| Stated exercise |
Restate the entries word for word, omitting nothing.

| Rows |
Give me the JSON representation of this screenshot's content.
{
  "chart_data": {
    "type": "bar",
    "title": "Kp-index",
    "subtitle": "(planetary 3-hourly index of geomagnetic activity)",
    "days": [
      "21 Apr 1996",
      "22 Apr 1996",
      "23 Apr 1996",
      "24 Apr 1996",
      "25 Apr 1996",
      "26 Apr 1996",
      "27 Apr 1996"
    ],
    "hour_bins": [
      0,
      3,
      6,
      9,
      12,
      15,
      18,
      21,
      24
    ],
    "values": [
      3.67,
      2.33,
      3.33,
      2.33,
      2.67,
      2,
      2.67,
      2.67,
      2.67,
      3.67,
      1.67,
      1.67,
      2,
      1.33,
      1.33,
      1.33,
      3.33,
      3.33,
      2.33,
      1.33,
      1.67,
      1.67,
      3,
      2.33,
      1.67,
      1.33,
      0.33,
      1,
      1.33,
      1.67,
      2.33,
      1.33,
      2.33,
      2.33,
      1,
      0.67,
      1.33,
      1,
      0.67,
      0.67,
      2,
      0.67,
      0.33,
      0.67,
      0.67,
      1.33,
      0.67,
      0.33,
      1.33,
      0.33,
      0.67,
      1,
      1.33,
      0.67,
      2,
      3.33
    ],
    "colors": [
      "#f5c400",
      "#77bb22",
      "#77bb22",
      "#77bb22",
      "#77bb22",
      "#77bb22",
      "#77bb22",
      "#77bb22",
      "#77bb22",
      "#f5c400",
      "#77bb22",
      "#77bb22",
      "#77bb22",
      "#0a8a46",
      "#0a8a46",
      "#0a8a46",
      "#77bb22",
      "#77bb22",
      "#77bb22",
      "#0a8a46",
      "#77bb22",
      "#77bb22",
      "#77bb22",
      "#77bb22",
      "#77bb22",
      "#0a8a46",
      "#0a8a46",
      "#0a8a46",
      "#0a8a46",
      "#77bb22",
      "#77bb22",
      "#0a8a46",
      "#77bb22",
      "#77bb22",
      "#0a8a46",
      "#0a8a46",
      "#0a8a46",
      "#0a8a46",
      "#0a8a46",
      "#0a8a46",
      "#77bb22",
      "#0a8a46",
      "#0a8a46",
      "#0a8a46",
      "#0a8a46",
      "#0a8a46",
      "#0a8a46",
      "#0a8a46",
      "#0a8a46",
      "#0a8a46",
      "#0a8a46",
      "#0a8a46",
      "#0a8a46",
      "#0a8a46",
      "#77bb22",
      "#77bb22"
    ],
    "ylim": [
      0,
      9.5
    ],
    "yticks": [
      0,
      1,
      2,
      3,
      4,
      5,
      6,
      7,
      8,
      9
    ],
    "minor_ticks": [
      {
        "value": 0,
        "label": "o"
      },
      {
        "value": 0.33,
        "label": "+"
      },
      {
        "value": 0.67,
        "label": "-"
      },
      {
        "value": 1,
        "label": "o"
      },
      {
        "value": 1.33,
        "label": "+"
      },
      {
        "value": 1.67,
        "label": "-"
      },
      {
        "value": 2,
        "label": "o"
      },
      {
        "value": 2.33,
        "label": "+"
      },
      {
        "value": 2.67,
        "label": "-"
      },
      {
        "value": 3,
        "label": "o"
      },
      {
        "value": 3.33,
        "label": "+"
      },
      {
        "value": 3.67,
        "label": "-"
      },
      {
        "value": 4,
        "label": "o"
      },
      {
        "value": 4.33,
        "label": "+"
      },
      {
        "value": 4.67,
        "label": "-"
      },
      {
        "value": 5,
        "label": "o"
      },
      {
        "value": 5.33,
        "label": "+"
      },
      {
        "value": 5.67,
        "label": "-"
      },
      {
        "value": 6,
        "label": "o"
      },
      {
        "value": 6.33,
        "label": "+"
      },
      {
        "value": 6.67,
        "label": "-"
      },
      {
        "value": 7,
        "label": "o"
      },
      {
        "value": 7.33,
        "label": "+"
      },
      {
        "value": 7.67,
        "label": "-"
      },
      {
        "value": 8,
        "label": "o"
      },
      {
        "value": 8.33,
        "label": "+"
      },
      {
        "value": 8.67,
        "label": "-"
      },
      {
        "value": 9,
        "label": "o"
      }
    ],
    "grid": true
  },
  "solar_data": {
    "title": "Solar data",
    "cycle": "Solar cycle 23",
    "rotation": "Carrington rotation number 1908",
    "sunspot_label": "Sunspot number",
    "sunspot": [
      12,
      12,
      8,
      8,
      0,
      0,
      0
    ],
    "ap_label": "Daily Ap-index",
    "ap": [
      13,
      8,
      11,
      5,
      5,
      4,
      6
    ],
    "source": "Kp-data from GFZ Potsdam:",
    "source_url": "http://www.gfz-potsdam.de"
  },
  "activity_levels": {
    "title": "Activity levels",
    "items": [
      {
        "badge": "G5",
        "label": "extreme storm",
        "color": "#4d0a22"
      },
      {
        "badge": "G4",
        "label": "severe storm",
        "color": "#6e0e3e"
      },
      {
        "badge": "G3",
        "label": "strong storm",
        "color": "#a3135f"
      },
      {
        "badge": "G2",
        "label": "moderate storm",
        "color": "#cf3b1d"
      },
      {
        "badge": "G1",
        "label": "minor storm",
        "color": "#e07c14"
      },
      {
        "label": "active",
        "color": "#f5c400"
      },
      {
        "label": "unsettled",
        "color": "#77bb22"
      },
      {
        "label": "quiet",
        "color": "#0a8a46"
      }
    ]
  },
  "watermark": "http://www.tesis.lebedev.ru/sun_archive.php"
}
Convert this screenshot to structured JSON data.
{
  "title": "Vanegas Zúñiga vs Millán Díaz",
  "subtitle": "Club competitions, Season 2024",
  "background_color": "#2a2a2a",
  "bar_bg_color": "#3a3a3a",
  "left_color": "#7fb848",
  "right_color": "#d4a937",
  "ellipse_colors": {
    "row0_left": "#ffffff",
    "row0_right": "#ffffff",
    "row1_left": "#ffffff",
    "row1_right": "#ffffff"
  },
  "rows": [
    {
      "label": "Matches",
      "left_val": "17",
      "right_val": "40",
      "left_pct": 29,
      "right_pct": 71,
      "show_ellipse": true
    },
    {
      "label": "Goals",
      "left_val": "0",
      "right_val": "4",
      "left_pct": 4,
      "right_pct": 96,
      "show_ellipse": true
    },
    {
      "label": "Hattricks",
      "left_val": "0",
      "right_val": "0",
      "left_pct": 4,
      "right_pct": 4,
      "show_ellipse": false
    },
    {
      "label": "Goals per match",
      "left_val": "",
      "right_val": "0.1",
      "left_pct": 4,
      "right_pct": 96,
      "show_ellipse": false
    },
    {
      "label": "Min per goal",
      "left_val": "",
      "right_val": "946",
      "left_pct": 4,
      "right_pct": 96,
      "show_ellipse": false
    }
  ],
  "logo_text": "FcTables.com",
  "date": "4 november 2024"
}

| Worked solution |
Give me the JSON representation of this screenshot's content.
{
  "chart_data": {
    "type": "bar",
    "title": "Kp-index",
    "subtitle": "(planetary 3-hourly index of geomagnetic activity)",
    "days": [
      "21 Apr 1996",
      "22 Apr 1996",
      "23 Apr 1996",
      "24 Apr 1996",
      "25 Apr 1996",
      "26 Apr 1996",
      "27 Apr 1996"
    ],
    "hour_bins": [
      0,
      3,
      6,
      9,
      12,
      15,
      18,
      21,
      24
    ],
    "values": [
      3.67,
      2.33,
      3.33,
      2.33,
      2.67,
      2,
      2.67,
      2.67,
      2.67,
      3.67,
      1.67,
      1.67,
      2,
      1.33,
      1.33,
      1.33,
      3.33,
      3.33,
      2.33,
      1.33,
      1.67,
      1.67,
      3,
      2.33,
      1.67,
      1.33,
      0.33,
      1,
      1.33,
      1.67,
      2.33,
      1.33,
      2.33,
      2.33,
      1,
      0.67,
      1.33,
      1,
      0.67,
      0.67,
      2,
      0.67,
      0.33,
      0.67,
      0.67,
      1.33,
      0.67,
      0.33,
      1.33,
      0.33,
      0.67,
      1,
      1.33,
      0.67,
      2,
      3.33
    ],
    "colors": [
      "#f5c400",
      "#77bb22",
      "#77bb22",
      "#77bb22",
      "#77bb22",
      "#77bb22",
      "#77bb22",
      "#77bb22",
      "#77bb22",
      "#f5c400",
      "#77bb22",
      "#77bb22",
      "#77bb22",
      "#0a8a46",
      "#0a8a46",
      "#0a8a46",
      "#77bb22",
      "#77bb22",
      "#77bb22",
      "#0a8a46",
      "#77bb22",
      "#77bb22",
      "#77bb22",
      "#77bb22",
      "#77bb22",
      "#0a8a46",
      "#0a8a46",
      "#0a8a46",
      "#0a8a46",
      "#77bb22",
      "#77bb22",
      "#0a8a46",
      "#77bb22",
      "#77bb22",
      "#0a8a46",
      "#0a8a46",
      "#0a8a46",
      "#0a8a46",
      "#0a8a46",
      "#0a8a46",
      "#77bb22",
      "#0a8a46",
      "#0a8a46",
      "#0a8a46",
      "#0a8a46",
      "#0a8a46",
      "#0a8a46",
      "#0a8a46",
      "#0a8a46",
      "#0a8a46",
      "#0a8a46",
      "#0a8a46",
      "#0a8a46",
      "#0a8a46",
      "#77bb22",
      "#77bb22"
    ],
    "ylim": [
      0,
      9.5
    ],
    "yticks": [
      0,
      1,
      2,
      3,
      4,
      5,
      6,
      7,
      8,
      9
    ],
    "minor_ticks": [
      {
        "value": 0,
        "label": "o"
      },
      {
        "value": 0.33,
        "label": "+"
      },
      {
        "value": 0.67,
        "label": "-"
      },
      {
        "value": 1,
        "label": "o"
      },
      {
        "value": 1.33,
        "label": "+"
      },
      {
        "value": 1.67,
        "label": "-"
      },
      {
        "value": 2,
        "label": "o"
      },
      {
        "value": 2.33,
        "label": "+"
      },
      {
        "value": 2.67,
        "label": "-"
      },
      {
        "value": 3,
        "label": "o"
      },
      {
        "value": 3.33,
        "label": "+"
      },
      {
        "value": 3.67,
        "label": "-"
      },
      {
        "value": 4,
        "label": "o"
      },
      {
        "value": 4.33,
        "label": "+"
      },
      {
        "value": 4.67,
        "label": "-"
      },
      {
        "value": 5,
        "label": "o"
      },
      {
        "value": 5.33,
        "label": "+"
      },
      {
        "value": 5.67,
        "label": "-"
      },
      {
        "value": 6,
        "label": "o"
      },
      {
        "value": 6.33,
        "label": "+"
      },
      {
        "value": 6.67,
        "label": "-"
      },
      {
        "value": 7,
        "label": "o"
      },
      {
        "value": 7.33,
        "label": "+"
      },
      {
        "value": 7.67,
        "label": "-"
      },
      {
        "value": 8,
        "label": "o"
      },
      {
        "value": 8.33,
        "label": "+"
      },
      {
        "value": 8.67,
        "label": "-"
      },
      {
        "value": 9,
        "label": "o"
      }
    ],
    "grid": true
  },
  "solar_data": {
    "title": "Solar data",
    "cycle": "Solar cycle 23",
    "rotation": "Carrington rotation number 1908",
    "sunspot_label": "Sunspot number",
    "sunspot": [
      12,
      12,
      8,
      8,
      0,
      0,
      0
    ],
    "ap_label": "Daily Ap-index",
    "ap": [
      13,
      8,
      11,
      5,
      5,
      4,
      6
    ],
    "source": "Kp-data from GFZ Potsdam:",
    "source_url": "http://www.gfz-potsdam.de"
  },
  "activity_levels": {
    "title": "Activity levels",
    "items": [
      {
        "badge": "G5",
        "label": "extreme storm",
        "color": "#4d0a22"
      },
      {
        "badge": "G4",
        "label": "severe storm",
        "color": "#6e0e3e"
      },
      {
        "badge": "G3",
        "label": "strong storm",
        "color": "#a3135f"
      },
      {
        "badge": "G2",
        "label": "moderate storm",
        "color": "#cf3b1d"
      },
      {
        "badge": "G1",
        "label": "minor storm",
        "color": "#e07c14"
      },
      {
        "label": "active",
        "color": "#f5c400"
      },
      {
        "label": "unsettled",
        "color": "#77bb22"
      },
      {
        "label": "quiet",
        "color": "#0a8a46"
      }
    ]
  },
  "watermark": "http://www.tesis.lebedev.ru/sun_archive.php"
}
Convert this screenshot to structured JSON data.
{
  "title": "Vanegas Zúñiga vs Millán Díaz",
  "subtitle": "Club competitions, Season 2024",
  "background_color": "#2a2a2a",
  "bar_bg_color": "#3a3a3a",
  "left_color": "#7fb848",
  "right_color": "#d4a937",
  "ellipse_colors": {
    "row0_left": "#ffffff",
    "row0_right": "#ffffff",
    "row1_left": "#ffffff",
    "row1_right": "#ffffff"
  },
  "rows": [
    {
      "label": "Matches",
      "left_val": "17",
      "right_val": "40",
      "left_pct": 29,
      "right_pct": 71,
      "show_ellipse": true
    },
    {
      "label": "Goals",
      "left_val": "0",
      "right_val": "4",
      "left_pct": 4,
      "right_pct": 96,
      "show_ellipse": true
    },
    {
      "label": "Hattricks",
      "left_val": "0",
      "right_val": "0",
      "left_pct": 4,
      "right_pct": 4,
      "show_ellipse": false
    },
    {
      "label": "Goals per match",
      "left_val": "",
      "right_val": "0.1",
      "left_pct": 4,
      "right_pct": 96,
      "show_ellipse": false
    },
    {
      "label": "Min per goal",
      "left_val": "",
      "right_val": "946",
      "left_pct": 4,
      "right_pct": 96,
      "show_ellipse": false
    }
  ],
  "logo_text": "FcTables.com",
  "date": "4 november 2024"
}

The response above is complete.